***** Data lines
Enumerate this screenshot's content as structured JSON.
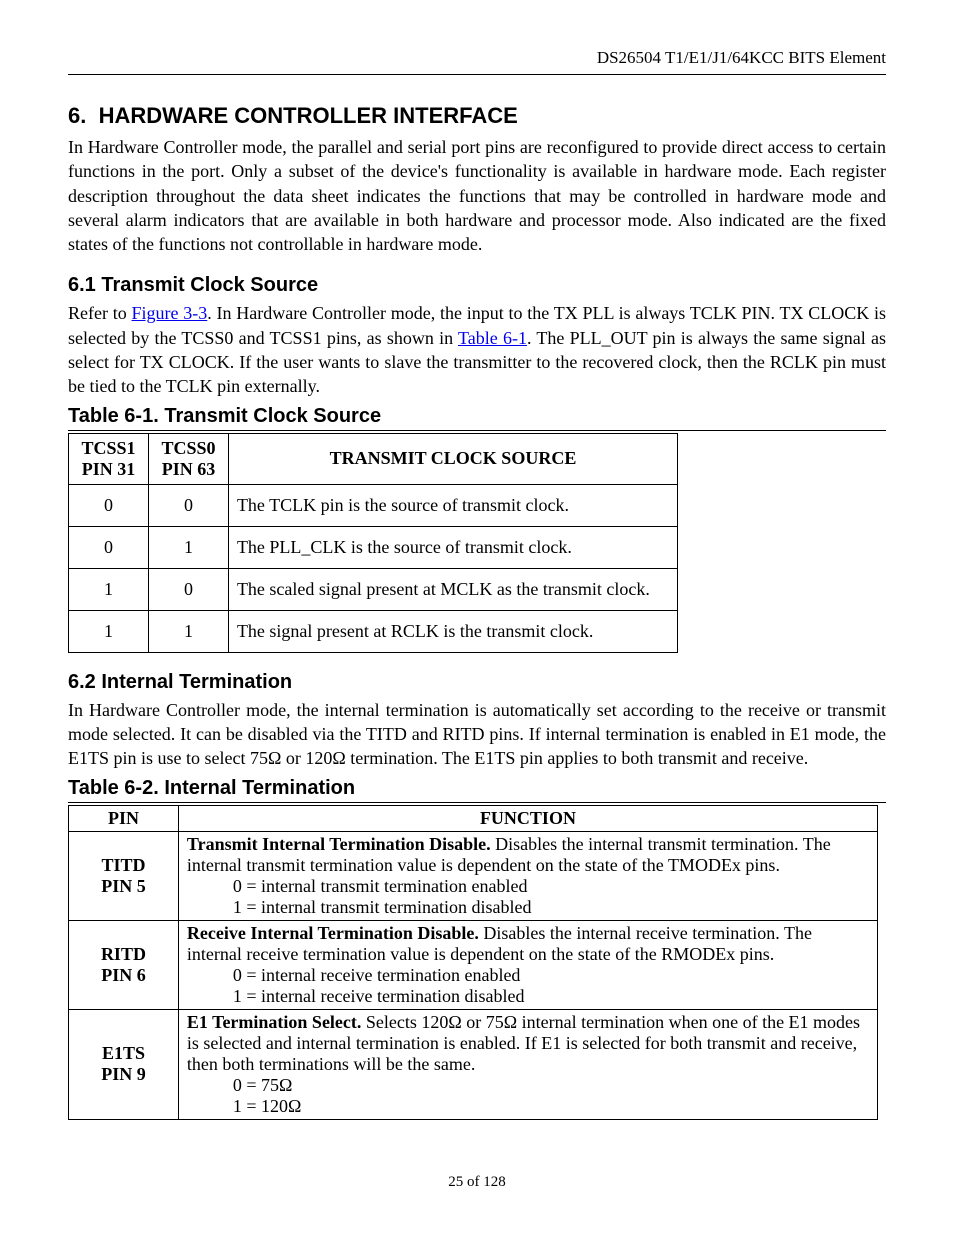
{
  "header": {
    "text": "DS26504 T1/E1/J1/64KCC BITS Element"
  },
  "section": {
    "number": "6.",
    "title": "HARDWARE CONTROLLER INTERFACE",
    "intro": "In Hardware Controller mode, the parallel and serial port pins are reconfigured to provide direct access to certain functions in the port.  Only a subset of the device's functionality is available in hardware mode. Each register description throughout the data sheet indicates the functions that may be controlled in hardware mode and several alarm indicators that are available in both hardware and processor mode. Also indicated are the fixed states of the functions not controllable in hardware mode."
  },
  "sub1": {
    "heading": "6.1 Transmit Clock Source",
    "para_pre": "Refer to ",
    "link1": "Figure 3-3",
    "para_mid": ". In Hardware Controller mode, the input to the TX PLL is always TCLK PIN. TX CLOCK is selected by the TCSS0 and TCSS1 pins, as shown in ",
    "link2": "Table 6-1",
    "para_post": ".  The PLL_OUT pin is always the same signal as select for TX CLOCK.  If the user wants to slave the transmitter to the recovered clock, then the RCLK pin must be tied to the TCLK pin externally.",
    "table_title": "Table 6-1. Transmit Clock Source",
    "table": {
      "headers": {
        "c1a": "TCSS1",
        "c1b": "PIN 31",
        "c2a": "TCSS0",
        "c2b": "PIN 63",
        "c3": "TRANSMIT CLOCK SOURCE"
      },
      "rows": [
        {
          "a": "0",
          "b": "0",
          "txt": "The TCLK pin is the source of transmit clock."
        },
        {
          "a": "0",
          "b": "1",
          "txt": "The PLL_CLK is the source of transmit clock."
        },
        {
          "a": "1",
          "b": "0",
          "txt": "The scaled signal present at MCLK as the transmit clock."
        },
        {
          "a": "1",
          "b": "1",
          "txt": "The signal present at RCLK is the transmit clock."
        }
      ]
    }
  },
  "sub2": {
    "heading": "6.2 Internal Termination",
    "para": "In Hardware Controller mode, the internal termination is automatically set according to the receive or transmit mode selected. It can be disabled via the TITD and RITD pins.  If internal termination is enabled in E1 mode, the E1TS pin is use to select 75Ω or 120Ω termination. The E1TS pin applies to both transmit and receive.",
    "table_title": "Table 6-2. Internal Termination",
    "table": {
      "headers": {
        "c1": "PIN",
        "c2": "FUNCTION"
      },
      "rows": [
        {
          "pin1": "TITD",
          "pin2": "PIN 5",
          "bold": "Transmit Internal Termination Disable.",
          "rest": " Disables the internal transmit termination. The internal transmit termination value is dependent on the state of the TMODEx pins.",
          "opt0": "0 = internal transmit termination enabled",
          "opt1": "1 = internal transmit termination disabled"
        },
        {
          "pin1": "RITD",
          "pin2": "PIN 6",
          "bold": "Receive Internal Termination Disable.",
          "rest": " Disables the internal receive termination. The internal receive termination value is dependent on the state of the RMODEx pins.",
          "opt0": "0 = internal receive termination enabled",
          "opt1": "1 = internal receive termination disabled"
        },
        {
          "pin1": "E1TS",
          "pin2": "PIN 9",
          "bold": "E1 Termination Select.",
          "rest": " Selects 120Ω or 75Ω internal termination when one of the E1 modes is selected and internal termination is enabled. If E1 is selected for both transmit and receive, then both terminations will be the same.",
          "opt0": "0 = 75Ω",
          "opt1": "1 = 120Ω"
        }
      ]
    }
  },
  "footer": {
    "text": "25 of 128"
  }
}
**********
▸ What is required: Pick out and copy the lines of the entries that hold the string "selected".

▸ Final result:
    "para_mid": ". In Hardware Controller mode, the input to the TX PLL is always TCLK PIN. TX CLOCK is selected by the TCSS0 and TCSS1 pins, as shown in ",
    "para": "In Hardware Controller mode, the internal termination is automatically set according to the receive or transmit mode selected. It can be disabled via the TITD and RITD pins.  If internal termination is enabled in E1 mode, the E1TS pin is use to select 75Ω or 120Ω termination. The E1TS pin applies to both transmit and receive.",
          "rest": " Selects 120Ω or 75Ω internal termination when one of the E1 modes is selected and internal termination is enabled. If E1 is selected for both transmit and receive, then both terminations will be the same.",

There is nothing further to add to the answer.